* _Problem requirements_:
Write the data out again in full, with no departure from the original.

##### Input for this task #####

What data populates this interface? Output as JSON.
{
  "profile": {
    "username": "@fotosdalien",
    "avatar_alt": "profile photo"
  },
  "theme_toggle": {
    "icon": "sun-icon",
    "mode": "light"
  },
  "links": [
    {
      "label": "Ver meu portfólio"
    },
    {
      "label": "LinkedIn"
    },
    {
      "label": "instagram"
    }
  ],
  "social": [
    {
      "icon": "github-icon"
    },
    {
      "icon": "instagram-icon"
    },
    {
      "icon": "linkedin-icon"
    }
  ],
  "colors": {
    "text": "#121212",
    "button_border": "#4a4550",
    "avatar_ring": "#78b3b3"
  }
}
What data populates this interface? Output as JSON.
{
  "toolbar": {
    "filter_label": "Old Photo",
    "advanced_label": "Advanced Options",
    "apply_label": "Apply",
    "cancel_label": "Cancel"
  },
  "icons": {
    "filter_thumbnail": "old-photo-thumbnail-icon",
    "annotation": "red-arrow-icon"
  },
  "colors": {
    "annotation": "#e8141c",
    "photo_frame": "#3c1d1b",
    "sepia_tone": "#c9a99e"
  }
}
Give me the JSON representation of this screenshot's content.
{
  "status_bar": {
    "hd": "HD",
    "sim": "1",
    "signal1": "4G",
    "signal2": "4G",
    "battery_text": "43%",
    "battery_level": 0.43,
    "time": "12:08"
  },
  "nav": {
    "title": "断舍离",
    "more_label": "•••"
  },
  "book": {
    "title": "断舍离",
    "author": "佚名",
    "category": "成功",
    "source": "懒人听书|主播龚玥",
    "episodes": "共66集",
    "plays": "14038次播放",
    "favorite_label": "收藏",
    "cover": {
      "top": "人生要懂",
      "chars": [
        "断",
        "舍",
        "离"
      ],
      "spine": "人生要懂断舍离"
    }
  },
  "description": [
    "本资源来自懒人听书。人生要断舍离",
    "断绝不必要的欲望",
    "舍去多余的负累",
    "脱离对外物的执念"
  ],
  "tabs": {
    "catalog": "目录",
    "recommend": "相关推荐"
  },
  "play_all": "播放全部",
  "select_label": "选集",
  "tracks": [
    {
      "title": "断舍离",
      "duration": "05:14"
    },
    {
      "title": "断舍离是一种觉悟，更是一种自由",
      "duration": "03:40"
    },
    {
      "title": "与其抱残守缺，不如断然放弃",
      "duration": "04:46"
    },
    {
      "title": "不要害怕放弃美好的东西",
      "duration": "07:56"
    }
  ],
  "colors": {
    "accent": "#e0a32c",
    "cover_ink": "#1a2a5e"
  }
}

#####

* _Response to this exercise_:
What data populates this interface? Output as JSON.
{
  "profile": {
    "username": "@fotosdalien",
    "avatar_alt": "profile photo"
  },
  "theme_toggle": {
    "icon": "sun-icon",
    "mode": "light"
  },
  "links": [
    {
      "label": "Ver meu portfólio"
    },
    {
      "label": "LinkedIn"
    },
    {
      "label": "instagram"
    }
  ],
  "social": [
    {
      "icon": "github-icon"
    },
    {
      "icon": "instagram-icon"
    },
    {
      "icon": "linkedin-icon"
    }
  ],
  "colors": {
    "text": "#121212",
    "button_border": "#4a4550",
    "avatar_ring": "#78b3b3"
  }
}
What data populates this interface? Output as JSON.
{
  "toolbar": {
    "filter_label": "Old Photo",
    "advanced_label": "Advanced Options",
    "apply_label": "Apply",
    "cancel_label": "Cancel"
  },
  "icons": {
    "filter_thumbnail": "old-photo-thumbnail-icon",
    "annotation": "red-arrow-icon"
  },
  "colors": {
    "annotation": "#e8141c",
    "photo_frame": "#3c1d1b",
    "sepia_tone": "#c9a99e"
  }
}
Give me the JSON representation of this screenshot's content.
{
  "status_bar": {
    "hd": "HD",
    "sim": "1",
    "signal1": "4G",
    "signal2": "4G",
    "battery_text": "43%",
    "battery_level": 0.43,
    "time": "12:08"
  },
  "nav": {
    "title": "断舍离",
    "more_label": "•••"
  },
  "book": {
    "title": "断舍离",
    "author": "佚名",
    "category": "成功",
    "source": "懒人听书|主播龚玥",
    "episodes": "共66集",
    "plays": "14038次播放",
    "favorite_label": "收藏",
    "cover": {
      "top": "人生要懂",
      "chars": [
        "断",
        "舍",
        "离"
      ],
      "spine": "人生要懂断舍离"
    }
  },
  "description": [
    "本资源来自懒人听书。人生要断舍离",
    "断绝不必要的欲望",
    "舍去多余的负累",
    "脱离对外物的执念"
  ],
  "tabs": {
    "catalog": "目录",
    "recommend": "相关推荐"
  },
  "play_all": "播放全部",
  "select_label": "选集",
  "tracks": [
    {
      "title": "断舍离",
      "duration": "05:14"
    },
    {
      "title": "断舍离是一种觉悟，更是一种自由",
      "duration": "03:40"
    },
    {
      "title": "与其抱残守缺，不如断然放弃",
      "duration": "04:46"
    },
    {
      "title": "不要害怕放弃美好的东西",
      "duration": "07:56"
    }
  ],
  "colors": {
    "accent": "#e0a32c",
    "cover_ink": "#1a2a5e"
  }
}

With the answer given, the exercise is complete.